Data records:
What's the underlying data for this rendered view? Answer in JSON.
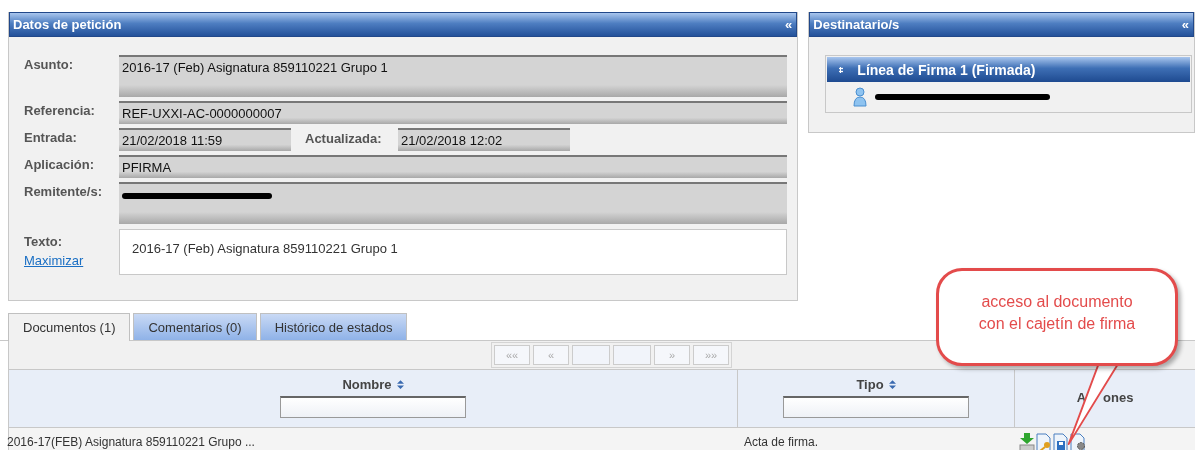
{
  "request_panel": {
    "title": "Datos de petición",
    "collapse": "«",
    "fields": [
      {
        "kind": "area",
        "label": "Asunto:",
        "value": "2016-17 (Feb) Asignatura 859110221 Grupo 1"
      },
      {
        "kind": "line",
        "label": "Referencia:",
        "value": "REF-UXXI-AC-0000000007"
      },
      {
        "kind": "pair",
        "label": "Entrada:",
        "value": "21/02/2018 11:59",
        "label_2": "Actualizada:",
        "value_2": "21/02/2018 12:02"
      },
      {
        "kind": "line",
        "label": "Aplicación:",
        "value": "PFIRMA"
      },
      {
        "kind": "area",
        "label": "Remitente/s:",
        "redacted": true
      }
    ],
    "text_field": {
      "label": "Texto:",
      "link": "Maximizar",
      "value": "2016-17 (Feb) Asignatura 859110221 Grupo 1"
    }
  },
  "recipients_panel": {
    "title": "Destinatario/s",
    "collapse": "«",
    "lines": [
      {
        "title": "Línea de Firma 1 (Firmada)",
        "signers": [
          {
            "redacted": true
          }
        ]
      }
    ]
  },
  "tabs": [
    {
      "label": "Documentos (1)",
      "selected": true
    },
    {
      "label": "Comentarios (0)",
      "selected": false
    },
    {
      "label": "Histórico de estados",
      "selected": false
    }
  ],
  "pager": [
    {
      "label": "««"
    },
    {
      "label": "«"
    },
    {
      "kind": "blank"
    },
    {
      "kind": "blank"
    },
    {
      "label": "»"
    },
    {
      "label": "»»"
    }
  ],
  "table": {
    "columns": [
      {
        "label": "Nombre",
        "sortable": true,
        "filter": true
      },
      {
        "label": "Tipo",
        "sortable": true,
        "filter": true
      },
      {
        "label_parts": [
          "A",
          "ones"
        ]
      }
    ],
    "rows": [
      {
        "name": "2016-17(FEB) Asignatura 859110221 Grupo ...",
        "type": "Acta de firma.",
        "actions": [
          {
            "kind": "download"
          },
          {
            "kind": "key"
          },
          {
            "kind": "save"
          },
          {
            "kind": "gear"
          }
        ]
      }
    ]
  },
  "callout": {
    "lines": [
      "acceso al documento",
      "con el cajetín de firma"
    ]
  }
}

**WHAT THE TASK REQUIRES**:
The material above must be printed exactly, with its pictures left out.

**EXERCISE SOLUTION**:
What's the underlying data for this rendered view? Answer in JSON.
{
  "request_panel": {
    "title": "Datos de petición",
    "collapse": "«",
    "fields": [
      {
        "kind": "area",
        "label": "Asunto:",
        "value": "2016-17 (Feb) Asignatura 859110221 Grupo 1"
      },
      {
        "kind": "line",
        "label": "Referencia:",
        "value": "REF-UXXI-AC-0000000007"
      },
      {
        "kind": "pair",
        "label": "Entrada:",
        "value": "21/02/2018 11:59",
        "label_2": "Actualizada:",
        "value_2": "21/02/2018 12:02"
      },
      {
        "kind": "line",
        "label": "Aplicación:",
        "value": "PFIRMA"
      },
      {
        "kind": "area",
        "label": "Remitente/s:",
        "redacted": true
      }
    ],
    "text_field": {
      "label": "Texto:",
      "link": "Maximizar",
      "value": "2016-17 (Feb) Asignatura 859110221 Grupo 1"
    }
  },
  "recipients_panel": {
    "title": "Destinatario/s",
    "collapse": "«",
    "lines": [
      {
        "title": "Línea de Firma 1 (Firmada)",
        "signers": [
          {
            "redacted": true
          }
        ]
      }
    ]
  },
  "tabs": [
    {
      "label": "Documentos (1)",
      "selected": true
    },
    {
      "label": "Comentarios (0)",
      "selected": false
    },
    {
      "label": "Histórico de estados",
      "selected": false
    }
  ],
  "pager": [
    {
      "label": "««"
    },
    {
      "label": "«"
    },
    {
      "kind": "blank"
    },
    {
      "kind": "blank"
    },
    {
      "label": "»"
    },
    {
      "label": "»»"
    }
  ],
  "table": {
    "columns": [
      {
        "label": "Nombre",
        "sortable": true,
        "filter": true
      },
      {
        "label": "Tipo",
        "sortable": true,
        "filter": true
      },
      {
        "label_parts": [
          "A",
          "ones"
        ]
      }
    ],
    "rows": [
      {
        "name": "2016-17(FEB) Asignatura 859110221 Grupo ...",
        "type": "Acta de firma.",
        "actions": [
          {
            "kind": "download"
          },
          {
            "kind": "key"
          },
          {
            "kind": "save"
          },
          {
            "kind": "gear"
          }
        ]
      }
    ]
  },
  "callout": {
    "lines": [
      "acceso al documento",
      "con el cajetín de firma"
    ]
  }
}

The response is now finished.